Selected excerpt:
*** Begin section ***

December 30, 2014, 15:44 UTC+3 Zamyatina Tamara
© Valery Sharifulin/TASS

MOSCOW, December 30. /TASS/. On New Year’s Eve Ukraine has in fact imposed an economic blockade on the Crimean Peninsula, which last March re-unified with Russia. Last week Ukraine cancelled all train and bus services to and from Crimea. Apart from the passenger traffic suspension all cargo shipments have been banned. The local people have to put up not just with transport blockade, but also with many other challenges, such as repeated blackouts and water supply disruptions. Crimea is 80% dependent on Ukraine’s water and electricity.

The international payment systems VISA and MasterCard have stopped servicing the cards of Russian banks in Crimea. The United States’ sanctions against the peninsula are the reason, MasterCard’s press-service has explained. This circumstance will greatly complicate life not so much for local residents as for the crowds of tourists, arriving in Crimea for New Year and winter holidays. “Some 200,000 vacationers will be celebrating New Year in Crimea,” the republic’s minister of health resources and tourism, Yelena Yurchenko, has said.

The authorities in Kiev have explained the cancellation of transport links with Crimea by security reasons. Speaking at a news conference on Monday Ukrainian President Petro Poroshenko, when asked about the blockade of Crimea, said: “There is no blockade, but just measures to protect Ukraine.” The speaker for the headquarters running the crackdown on restive south-eastern regions, which Ukraine has all the way described as anti-terrorist operation, Andrey Lysenko, claimed there were risks of some groups of saboteurs penetrating into Ukraine from Crimea. At the customs checkpoints Ukrainian border guards have been searching all private cars and trucks of commodity providers bound for Crimea, which have to wait in long lines on the border for 24 hours and more.

Experts suspect that Crimea’s blockade by Ukraine is a gesture of blackmail addressed to Russia. “One may assume that this is related with the problems of coal and electricity supply from Russia to Ukraine,” senior analyst at the International Centre for Advanced Studies, Alexander Zhelud, told Gazeta.ru.

*** End section ***

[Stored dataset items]
*** Begin section ***

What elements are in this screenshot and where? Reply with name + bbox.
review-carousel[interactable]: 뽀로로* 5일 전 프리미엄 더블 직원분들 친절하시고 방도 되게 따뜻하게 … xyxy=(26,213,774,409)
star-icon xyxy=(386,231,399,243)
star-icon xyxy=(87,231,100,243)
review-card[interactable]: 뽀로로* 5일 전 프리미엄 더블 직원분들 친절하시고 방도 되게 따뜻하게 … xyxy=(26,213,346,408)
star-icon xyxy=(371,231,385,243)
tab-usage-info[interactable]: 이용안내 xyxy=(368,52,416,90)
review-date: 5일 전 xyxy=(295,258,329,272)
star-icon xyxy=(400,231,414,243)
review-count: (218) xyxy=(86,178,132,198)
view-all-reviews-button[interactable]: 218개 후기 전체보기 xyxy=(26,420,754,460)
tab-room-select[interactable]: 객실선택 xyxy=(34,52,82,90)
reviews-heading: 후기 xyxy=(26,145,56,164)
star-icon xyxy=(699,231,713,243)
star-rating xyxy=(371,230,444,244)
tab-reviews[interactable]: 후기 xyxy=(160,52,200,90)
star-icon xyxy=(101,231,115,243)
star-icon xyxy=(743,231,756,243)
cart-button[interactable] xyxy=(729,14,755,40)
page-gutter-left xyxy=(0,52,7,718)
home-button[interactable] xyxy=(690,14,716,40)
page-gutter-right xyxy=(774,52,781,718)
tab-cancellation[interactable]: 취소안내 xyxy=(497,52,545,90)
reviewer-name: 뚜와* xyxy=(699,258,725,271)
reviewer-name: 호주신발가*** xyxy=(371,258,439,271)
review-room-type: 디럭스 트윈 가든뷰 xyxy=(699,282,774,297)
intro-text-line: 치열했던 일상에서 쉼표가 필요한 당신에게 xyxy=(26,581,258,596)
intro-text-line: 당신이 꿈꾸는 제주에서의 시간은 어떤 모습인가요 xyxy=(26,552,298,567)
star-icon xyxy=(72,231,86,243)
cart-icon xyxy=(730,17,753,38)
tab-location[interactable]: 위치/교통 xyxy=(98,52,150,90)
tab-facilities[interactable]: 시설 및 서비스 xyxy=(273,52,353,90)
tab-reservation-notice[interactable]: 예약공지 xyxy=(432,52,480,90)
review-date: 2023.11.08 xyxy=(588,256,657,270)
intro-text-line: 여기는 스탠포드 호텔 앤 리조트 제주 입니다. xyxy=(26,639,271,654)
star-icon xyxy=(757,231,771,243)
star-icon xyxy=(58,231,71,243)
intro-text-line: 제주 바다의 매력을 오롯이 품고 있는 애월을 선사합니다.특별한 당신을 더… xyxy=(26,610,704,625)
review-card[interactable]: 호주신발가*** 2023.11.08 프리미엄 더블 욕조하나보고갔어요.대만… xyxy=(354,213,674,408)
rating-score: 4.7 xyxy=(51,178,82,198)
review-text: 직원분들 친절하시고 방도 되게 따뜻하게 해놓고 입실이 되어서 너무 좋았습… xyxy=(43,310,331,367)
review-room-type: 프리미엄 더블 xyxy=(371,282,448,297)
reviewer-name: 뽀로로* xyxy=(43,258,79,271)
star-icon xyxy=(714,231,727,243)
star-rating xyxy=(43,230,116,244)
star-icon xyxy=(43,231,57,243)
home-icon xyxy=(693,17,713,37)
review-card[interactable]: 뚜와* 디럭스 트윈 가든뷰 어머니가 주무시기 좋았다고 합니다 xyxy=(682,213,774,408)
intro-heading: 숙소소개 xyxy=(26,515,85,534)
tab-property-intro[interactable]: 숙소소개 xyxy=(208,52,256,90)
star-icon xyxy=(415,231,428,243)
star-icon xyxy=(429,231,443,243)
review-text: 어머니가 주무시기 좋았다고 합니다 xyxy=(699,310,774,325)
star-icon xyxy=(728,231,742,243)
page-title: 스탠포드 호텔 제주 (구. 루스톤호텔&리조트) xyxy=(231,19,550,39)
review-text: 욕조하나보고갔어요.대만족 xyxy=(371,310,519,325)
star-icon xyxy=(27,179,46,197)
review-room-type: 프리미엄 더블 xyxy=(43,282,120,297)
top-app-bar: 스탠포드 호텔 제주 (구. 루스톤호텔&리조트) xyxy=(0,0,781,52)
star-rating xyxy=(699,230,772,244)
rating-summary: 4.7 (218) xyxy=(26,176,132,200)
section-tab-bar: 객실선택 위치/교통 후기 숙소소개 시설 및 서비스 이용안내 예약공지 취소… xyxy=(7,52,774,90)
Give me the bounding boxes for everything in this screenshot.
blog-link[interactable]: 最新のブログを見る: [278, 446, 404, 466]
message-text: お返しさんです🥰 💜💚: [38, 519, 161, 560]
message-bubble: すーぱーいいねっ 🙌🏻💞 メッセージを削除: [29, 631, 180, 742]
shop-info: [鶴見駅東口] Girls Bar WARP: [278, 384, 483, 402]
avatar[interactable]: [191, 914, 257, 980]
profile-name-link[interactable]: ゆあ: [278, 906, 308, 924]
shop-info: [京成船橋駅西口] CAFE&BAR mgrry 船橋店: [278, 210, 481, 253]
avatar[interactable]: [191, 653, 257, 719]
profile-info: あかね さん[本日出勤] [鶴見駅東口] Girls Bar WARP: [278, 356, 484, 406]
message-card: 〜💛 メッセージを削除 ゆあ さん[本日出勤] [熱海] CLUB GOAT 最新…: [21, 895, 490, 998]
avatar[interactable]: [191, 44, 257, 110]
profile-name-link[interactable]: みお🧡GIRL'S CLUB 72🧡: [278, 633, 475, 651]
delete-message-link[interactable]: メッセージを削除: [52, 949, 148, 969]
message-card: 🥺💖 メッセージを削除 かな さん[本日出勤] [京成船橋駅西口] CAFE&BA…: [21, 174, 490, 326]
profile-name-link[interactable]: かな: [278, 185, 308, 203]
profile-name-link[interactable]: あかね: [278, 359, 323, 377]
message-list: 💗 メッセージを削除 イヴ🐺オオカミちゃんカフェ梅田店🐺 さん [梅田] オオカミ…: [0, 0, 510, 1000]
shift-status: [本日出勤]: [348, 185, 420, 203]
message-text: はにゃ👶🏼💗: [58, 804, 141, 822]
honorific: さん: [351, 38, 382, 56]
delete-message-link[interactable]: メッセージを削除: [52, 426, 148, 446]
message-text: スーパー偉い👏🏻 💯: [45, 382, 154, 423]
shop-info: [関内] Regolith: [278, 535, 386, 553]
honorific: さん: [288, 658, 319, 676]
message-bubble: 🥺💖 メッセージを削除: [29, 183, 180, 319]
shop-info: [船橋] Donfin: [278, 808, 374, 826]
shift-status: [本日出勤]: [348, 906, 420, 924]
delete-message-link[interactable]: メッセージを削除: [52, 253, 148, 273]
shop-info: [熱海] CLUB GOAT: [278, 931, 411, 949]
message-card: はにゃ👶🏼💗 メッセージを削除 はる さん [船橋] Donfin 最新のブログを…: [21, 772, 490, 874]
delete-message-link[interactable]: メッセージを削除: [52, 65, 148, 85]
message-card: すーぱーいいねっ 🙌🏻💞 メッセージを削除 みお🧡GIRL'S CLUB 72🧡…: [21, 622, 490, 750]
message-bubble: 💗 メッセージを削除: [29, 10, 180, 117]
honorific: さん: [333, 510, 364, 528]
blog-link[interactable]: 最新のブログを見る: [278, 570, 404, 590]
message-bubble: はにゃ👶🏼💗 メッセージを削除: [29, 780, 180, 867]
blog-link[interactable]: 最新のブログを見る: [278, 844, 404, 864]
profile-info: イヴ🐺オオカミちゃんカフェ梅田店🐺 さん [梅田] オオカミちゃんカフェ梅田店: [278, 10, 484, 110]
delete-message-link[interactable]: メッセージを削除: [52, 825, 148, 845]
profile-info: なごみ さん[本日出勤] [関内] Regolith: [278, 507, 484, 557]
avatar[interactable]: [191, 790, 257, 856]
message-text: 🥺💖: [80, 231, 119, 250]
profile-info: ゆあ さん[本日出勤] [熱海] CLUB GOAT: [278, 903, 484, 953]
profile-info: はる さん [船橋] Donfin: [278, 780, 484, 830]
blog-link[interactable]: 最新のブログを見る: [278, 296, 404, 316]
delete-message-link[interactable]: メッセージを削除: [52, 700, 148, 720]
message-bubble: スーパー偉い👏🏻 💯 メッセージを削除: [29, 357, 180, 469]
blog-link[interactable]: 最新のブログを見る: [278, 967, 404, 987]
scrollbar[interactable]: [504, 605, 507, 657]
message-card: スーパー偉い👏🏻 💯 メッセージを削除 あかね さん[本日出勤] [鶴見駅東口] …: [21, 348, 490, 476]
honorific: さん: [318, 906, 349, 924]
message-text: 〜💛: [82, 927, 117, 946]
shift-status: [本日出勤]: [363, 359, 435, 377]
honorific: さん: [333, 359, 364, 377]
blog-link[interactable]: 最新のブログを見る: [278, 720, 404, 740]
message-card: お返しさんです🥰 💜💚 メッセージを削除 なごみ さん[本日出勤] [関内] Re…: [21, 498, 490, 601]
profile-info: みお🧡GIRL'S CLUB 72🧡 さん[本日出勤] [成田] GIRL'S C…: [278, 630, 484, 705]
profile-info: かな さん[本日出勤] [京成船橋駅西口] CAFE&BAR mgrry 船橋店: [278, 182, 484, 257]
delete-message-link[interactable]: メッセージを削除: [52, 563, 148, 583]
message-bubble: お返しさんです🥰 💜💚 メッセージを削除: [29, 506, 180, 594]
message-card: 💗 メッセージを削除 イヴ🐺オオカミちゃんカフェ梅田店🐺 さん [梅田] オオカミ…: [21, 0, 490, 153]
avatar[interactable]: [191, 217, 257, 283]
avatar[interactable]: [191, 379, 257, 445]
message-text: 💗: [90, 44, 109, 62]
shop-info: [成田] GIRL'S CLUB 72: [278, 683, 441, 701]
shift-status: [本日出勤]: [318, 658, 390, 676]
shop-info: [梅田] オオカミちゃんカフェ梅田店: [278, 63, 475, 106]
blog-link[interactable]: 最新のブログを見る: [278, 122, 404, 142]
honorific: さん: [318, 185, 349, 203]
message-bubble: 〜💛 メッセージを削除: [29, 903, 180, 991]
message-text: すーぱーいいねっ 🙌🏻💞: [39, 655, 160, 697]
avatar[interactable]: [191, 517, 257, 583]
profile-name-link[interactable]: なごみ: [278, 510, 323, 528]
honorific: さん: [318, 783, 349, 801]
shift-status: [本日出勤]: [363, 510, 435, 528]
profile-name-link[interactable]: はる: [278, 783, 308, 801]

*** End section ***

Task to carry out: According to the Crimea blockade article, how dependent is Crimea on Ukraine's water and electricity?

Response to this exercise: Crimea is 80% dependent on Ukraine's water and electricity.